==== Provided records ====

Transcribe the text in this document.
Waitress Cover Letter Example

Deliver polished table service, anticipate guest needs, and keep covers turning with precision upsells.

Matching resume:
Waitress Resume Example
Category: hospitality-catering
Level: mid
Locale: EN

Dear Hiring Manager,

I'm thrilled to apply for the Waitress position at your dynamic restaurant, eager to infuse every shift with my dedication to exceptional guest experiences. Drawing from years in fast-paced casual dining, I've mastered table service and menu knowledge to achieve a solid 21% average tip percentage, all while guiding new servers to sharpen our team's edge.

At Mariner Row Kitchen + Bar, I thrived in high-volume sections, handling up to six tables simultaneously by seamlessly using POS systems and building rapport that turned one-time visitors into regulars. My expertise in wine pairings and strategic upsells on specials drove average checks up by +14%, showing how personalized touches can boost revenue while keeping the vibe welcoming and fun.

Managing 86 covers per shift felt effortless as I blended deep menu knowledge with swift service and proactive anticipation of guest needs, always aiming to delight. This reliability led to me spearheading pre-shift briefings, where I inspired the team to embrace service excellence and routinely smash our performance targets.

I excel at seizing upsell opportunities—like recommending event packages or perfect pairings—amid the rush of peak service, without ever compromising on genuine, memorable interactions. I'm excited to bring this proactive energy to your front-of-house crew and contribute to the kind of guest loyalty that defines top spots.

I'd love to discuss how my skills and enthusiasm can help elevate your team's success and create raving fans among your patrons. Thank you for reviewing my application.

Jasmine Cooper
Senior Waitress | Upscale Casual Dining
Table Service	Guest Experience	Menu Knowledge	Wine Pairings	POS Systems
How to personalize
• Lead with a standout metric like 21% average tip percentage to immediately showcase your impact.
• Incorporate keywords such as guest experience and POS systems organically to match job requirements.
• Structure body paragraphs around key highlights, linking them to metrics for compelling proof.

====
==== Provided records ====

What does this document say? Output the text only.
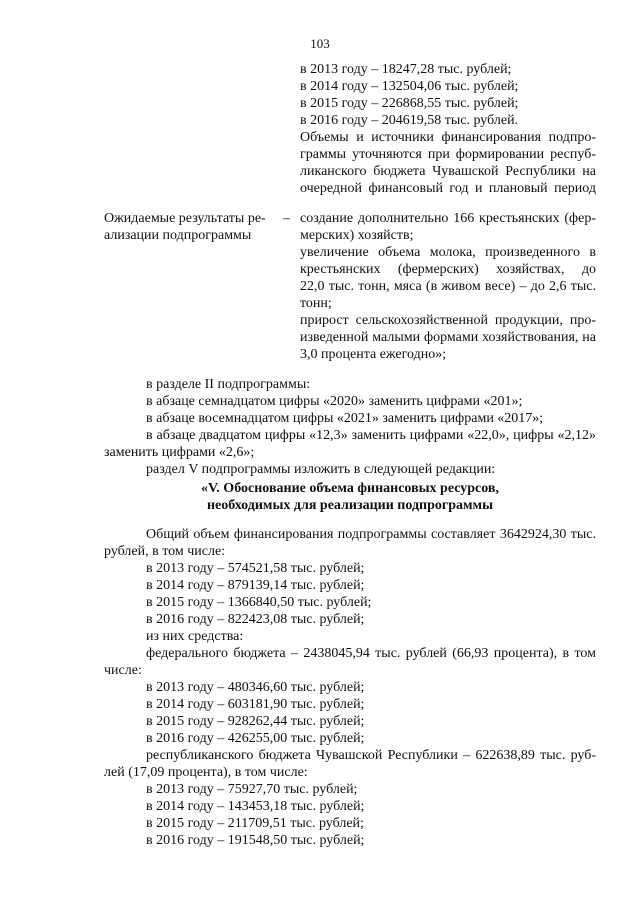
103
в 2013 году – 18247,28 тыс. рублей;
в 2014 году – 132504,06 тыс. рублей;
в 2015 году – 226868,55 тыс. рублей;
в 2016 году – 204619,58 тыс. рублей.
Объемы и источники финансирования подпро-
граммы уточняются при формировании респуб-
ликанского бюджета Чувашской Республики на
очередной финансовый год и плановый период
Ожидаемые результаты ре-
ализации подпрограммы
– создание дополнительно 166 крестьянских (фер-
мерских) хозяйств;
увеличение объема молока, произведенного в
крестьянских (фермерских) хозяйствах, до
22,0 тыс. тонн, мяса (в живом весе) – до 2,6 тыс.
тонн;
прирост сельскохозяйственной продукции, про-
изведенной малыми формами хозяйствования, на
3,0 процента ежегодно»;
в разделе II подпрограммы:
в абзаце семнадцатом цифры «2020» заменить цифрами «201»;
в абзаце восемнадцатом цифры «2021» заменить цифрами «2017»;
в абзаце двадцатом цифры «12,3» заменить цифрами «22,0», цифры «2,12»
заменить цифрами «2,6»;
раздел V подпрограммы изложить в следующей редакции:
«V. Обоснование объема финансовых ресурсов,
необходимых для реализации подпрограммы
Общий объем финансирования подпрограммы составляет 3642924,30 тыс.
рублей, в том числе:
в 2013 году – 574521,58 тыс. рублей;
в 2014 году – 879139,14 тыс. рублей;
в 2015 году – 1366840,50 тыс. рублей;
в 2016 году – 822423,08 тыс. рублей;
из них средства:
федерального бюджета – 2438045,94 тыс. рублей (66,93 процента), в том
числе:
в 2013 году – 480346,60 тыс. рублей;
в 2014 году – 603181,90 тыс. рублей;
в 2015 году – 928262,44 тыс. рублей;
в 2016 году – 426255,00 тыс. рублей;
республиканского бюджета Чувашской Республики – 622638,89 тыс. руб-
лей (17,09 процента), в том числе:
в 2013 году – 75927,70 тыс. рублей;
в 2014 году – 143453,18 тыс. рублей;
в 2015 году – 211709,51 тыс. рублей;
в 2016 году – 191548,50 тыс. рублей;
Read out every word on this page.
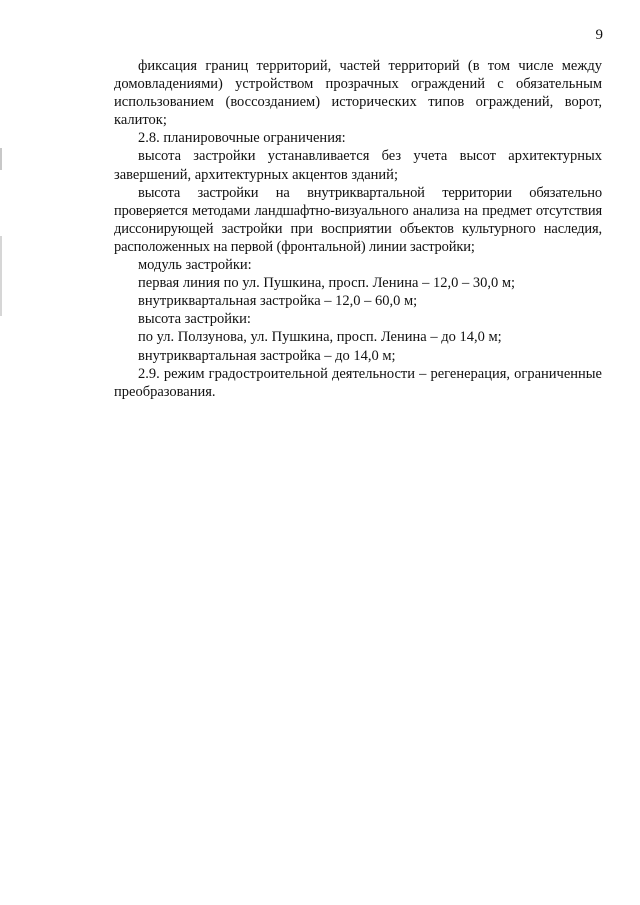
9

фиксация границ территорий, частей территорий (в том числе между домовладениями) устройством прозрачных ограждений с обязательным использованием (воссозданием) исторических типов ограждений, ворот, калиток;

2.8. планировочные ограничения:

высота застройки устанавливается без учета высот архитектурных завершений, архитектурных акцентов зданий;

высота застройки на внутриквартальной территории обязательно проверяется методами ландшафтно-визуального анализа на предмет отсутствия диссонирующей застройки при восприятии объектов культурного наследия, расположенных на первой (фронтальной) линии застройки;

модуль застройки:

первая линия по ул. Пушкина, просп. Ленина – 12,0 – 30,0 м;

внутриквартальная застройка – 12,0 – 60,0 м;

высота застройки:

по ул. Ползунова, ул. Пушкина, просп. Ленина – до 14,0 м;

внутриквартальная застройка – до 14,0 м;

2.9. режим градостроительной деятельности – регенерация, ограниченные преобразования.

====

### Goal:
Go through the listing above and locate each line that holds the word "Чувашской". Copy those lines.

### Solution for this task:
ликанского бюджета Чувашской Республики на
республиканского бюджета Чувашской Республики – 622638,89 тыс. руб-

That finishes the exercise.